How many lines hold the string "label"? Give only the number.

===== Extracted records =====

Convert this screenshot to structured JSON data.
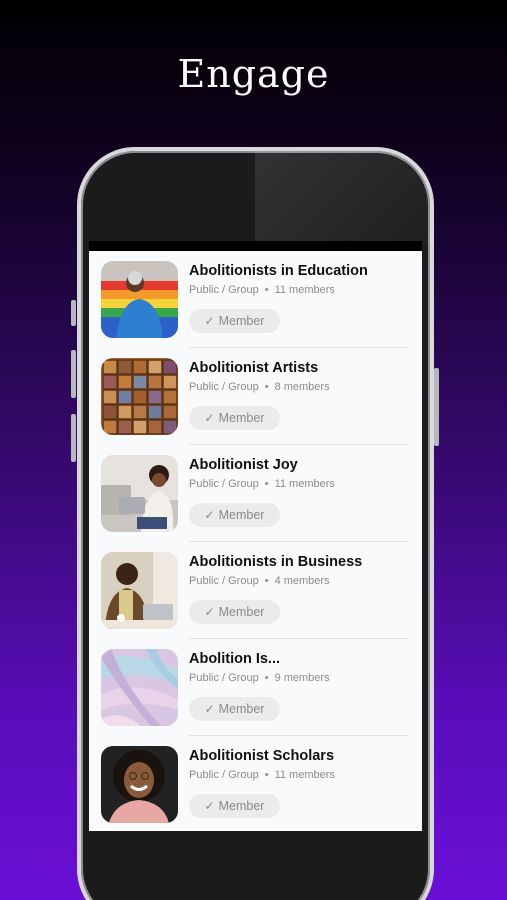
{
  "headline": "Engage",
  "groups": [
    {
      "name": "Abolitionists in Education",
      "type": "Public / Group",
      "members": "11 members",
      "button": "Member",
      "thumb": "person-pride-flag"
    },
    {
      "name": "Abolitionist Artists",
      "type": "Public / Group",
      "members": "8 members",
      "button": "Member",
      "thumb": "mosaic-tiles"
    },
    {
      "name": "Abolitionist Joy",
      "type": "Public / Group",
      "members": "11 members",
      "button": "Member",
      "thumb": "woman-with-laptop"
    },
    {
      "name": "Abolitionists in Business",
      "type": "Public / Group",
      "members": "4 members",
      "button": "Member",
      "thumb": "man-at-desk"
    },
    {
      "name": "Abolition Is...",
      "type": "Public / Group",
      "members": "9 members",
      "button": "Member",
      "thumb": "marble-pastel"
    },
    {
      "name": "Abolitionist Scholars",
      "type": "Public / Group",
      "members": "11 members",
      "button": "Member",
      "thumb": "smiling-woman"
    }
  ],
  "colors": {
    "background_top": "#000000",
    "background_bottom": "#6a10d6",
    "screen": "#f9fafb",
    "button_bg": "#ebebed"
  }
}
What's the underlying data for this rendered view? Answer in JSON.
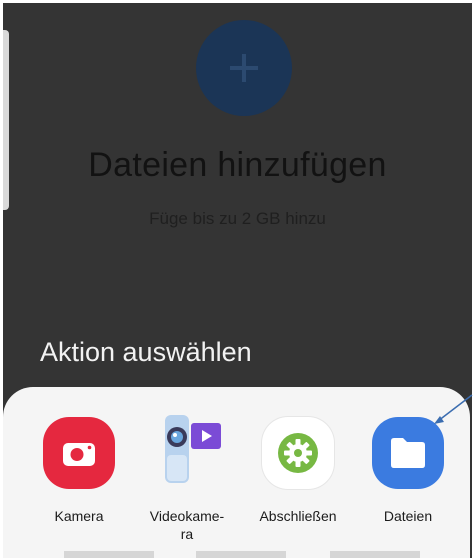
{
  "header": {
    "title": "Dateien hinzufügen",
    "subtitle": "Füge bis zu 2 GB hinzu",
    "add_icon": "plus-icon"
  },
  "section": {
    "title": "Aktion auswählen"
  },
  "apps": [
    {
      "label": "Kamera",
      "icon": "camera-icon",
      "color": "#e5283f"
    },
    {
      "label": "Videokame-\nra",
      "icon": "video-camera-icon",
      "color": "#7b4bd6"
    },
    {
      "label": "Abschließen",
      "icon": "gear-icon",
      "color": "#77b843"
    },
    {
      "label": "Dateien",
      "icon": "folder-icon",
      "color": "#3b7be0"
    }
  ],
  "colors": {
    "dim_background": "#343434",
    "sheet": "#f5f5f5",
    "add_button": "#1b3556",
    "annotation_arrow": "#3b6db0"
  }
}
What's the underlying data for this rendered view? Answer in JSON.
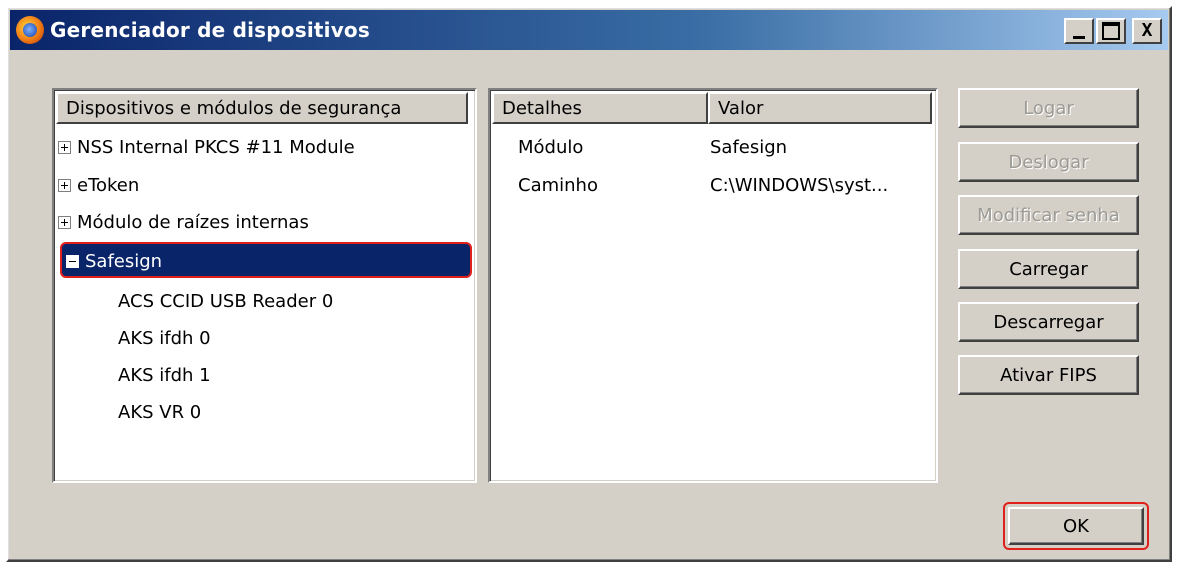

=====

**Reply to the task**:
4